[start of Supplied records]

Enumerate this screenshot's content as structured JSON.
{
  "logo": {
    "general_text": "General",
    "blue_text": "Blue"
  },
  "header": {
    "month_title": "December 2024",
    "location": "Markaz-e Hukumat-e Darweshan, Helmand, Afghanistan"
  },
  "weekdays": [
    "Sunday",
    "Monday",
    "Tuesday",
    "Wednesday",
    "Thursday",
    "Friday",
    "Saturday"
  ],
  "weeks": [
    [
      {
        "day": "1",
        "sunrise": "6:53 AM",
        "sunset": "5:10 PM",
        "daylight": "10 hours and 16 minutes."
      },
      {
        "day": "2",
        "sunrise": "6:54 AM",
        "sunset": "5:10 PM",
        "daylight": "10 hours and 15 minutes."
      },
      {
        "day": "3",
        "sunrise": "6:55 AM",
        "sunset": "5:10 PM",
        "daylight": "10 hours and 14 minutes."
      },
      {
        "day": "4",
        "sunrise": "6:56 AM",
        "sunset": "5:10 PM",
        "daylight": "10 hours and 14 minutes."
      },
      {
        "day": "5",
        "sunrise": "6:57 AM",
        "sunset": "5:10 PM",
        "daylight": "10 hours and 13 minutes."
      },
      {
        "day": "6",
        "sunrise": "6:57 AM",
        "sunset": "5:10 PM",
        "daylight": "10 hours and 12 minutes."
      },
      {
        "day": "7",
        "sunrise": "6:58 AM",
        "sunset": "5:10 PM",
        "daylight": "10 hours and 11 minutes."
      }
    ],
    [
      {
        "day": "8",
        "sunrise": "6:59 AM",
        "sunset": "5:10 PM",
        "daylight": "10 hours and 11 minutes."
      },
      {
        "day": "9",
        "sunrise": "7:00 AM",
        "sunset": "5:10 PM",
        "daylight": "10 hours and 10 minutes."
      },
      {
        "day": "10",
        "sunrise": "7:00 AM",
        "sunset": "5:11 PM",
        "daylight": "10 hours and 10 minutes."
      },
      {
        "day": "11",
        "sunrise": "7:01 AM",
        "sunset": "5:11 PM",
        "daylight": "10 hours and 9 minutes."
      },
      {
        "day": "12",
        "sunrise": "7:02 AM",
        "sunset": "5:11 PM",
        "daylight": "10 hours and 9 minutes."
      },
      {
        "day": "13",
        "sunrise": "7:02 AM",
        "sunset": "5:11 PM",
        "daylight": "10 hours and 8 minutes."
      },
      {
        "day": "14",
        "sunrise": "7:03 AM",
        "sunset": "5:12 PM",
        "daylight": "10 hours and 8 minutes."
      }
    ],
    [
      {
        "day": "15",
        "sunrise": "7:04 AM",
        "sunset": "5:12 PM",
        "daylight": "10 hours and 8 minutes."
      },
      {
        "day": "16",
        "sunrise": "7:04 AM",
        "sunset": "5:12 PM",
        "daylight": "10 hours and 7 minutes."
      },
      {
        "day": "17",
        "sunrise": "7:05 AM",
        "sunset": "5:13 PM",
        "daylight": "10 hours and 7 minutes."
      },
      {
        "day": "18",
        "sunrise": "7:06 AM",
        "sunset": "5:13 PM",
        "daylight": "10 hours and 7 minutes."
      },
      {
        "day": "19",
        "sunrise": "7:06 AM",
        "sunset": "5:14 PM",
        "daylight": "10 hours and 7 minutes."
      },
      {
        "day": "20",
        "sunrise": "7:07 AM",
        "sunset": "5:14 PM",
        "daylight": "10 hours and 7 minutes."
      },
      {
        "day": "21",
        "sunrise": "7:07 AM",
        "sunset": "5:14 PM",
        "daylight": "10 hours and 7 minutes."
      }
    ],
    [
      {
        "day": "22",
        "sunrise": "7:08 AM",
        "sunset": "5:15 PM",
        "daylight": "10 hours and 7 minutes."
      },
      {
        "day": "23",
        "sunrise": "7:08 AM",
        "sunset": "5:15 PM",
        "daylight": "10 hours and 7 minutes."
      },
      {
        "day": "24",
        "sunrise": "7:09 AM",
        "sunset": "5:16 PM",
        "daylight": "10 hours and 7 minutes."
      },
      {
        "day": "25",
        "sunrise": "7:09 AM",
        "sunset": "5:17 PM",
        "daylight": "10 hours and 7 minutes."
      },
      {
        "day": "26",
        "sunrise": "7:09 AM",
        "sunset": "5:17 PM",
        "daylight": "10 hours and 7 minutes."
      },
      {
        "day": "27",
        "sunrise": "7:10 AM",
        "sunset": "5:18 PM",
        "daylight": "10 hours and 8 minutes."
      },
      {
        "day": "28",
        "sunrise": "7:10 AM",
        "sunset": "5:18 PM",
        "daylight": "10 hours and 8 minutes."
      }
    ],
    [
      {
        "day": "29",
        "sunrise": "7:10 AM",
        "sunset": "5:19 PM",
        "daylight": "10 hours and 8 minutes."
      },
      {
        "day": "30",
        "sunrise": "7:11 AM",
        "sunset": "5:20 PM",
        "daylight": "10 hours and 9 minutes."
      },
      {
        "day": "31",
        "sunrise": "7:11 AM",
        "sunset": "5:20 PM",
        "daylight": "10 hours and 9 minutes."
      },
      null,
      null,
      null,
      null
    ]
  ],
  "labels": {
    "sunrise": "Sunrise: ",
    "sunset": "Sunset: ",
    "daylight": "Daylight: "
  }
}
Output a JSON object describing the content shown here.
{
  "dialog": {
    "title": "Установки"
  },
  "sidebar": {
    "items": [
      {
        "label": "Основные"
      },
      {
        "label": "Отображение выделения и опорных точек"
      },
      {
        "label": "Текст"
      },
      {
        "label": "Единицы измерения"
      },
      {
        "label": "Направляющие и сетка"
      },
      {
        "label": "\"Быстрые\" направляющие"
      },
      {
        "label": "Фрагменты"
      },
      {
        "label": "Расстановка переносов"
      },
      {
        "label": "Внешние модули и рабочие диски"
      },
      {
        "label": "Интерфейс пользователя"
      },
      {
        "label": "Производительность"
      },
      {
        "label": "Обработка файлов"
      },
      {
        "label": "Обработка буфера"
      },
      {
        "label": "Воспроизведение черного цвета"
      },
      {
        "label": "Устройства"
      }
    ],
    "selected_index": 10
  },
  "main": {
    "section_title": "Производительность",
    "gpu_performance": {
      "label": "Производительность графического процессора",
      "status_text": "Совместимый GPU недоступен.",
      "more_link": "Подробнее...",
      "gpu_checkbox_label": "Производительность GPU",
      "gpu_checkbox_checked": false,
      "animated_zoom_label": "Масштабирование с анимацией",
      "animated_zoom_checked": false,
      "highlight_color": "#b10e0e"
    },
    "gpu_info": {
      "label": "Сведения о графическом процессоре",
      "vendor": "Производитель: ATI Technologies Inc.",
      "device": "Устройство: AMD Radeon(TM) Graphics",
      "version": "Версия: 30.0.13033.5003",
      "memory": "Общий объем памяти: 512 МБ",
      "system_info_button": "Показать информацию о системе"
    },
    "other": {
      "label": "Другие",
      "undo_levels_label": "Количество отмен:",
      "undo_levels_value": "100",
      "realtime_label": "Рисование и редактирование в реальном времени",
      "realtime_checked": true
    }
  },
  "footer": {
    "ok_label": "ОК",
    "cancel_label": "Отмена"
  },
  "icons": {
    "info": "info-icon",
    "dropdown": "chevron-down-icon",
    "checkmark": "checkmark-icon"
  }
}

[end of Supplied records]

Set problem: Copy each line of the preceding data that contains the string "false".

Response to the exercise:
      "gpu_checkbox_checked": false,
      "animated_zoom_checked": false,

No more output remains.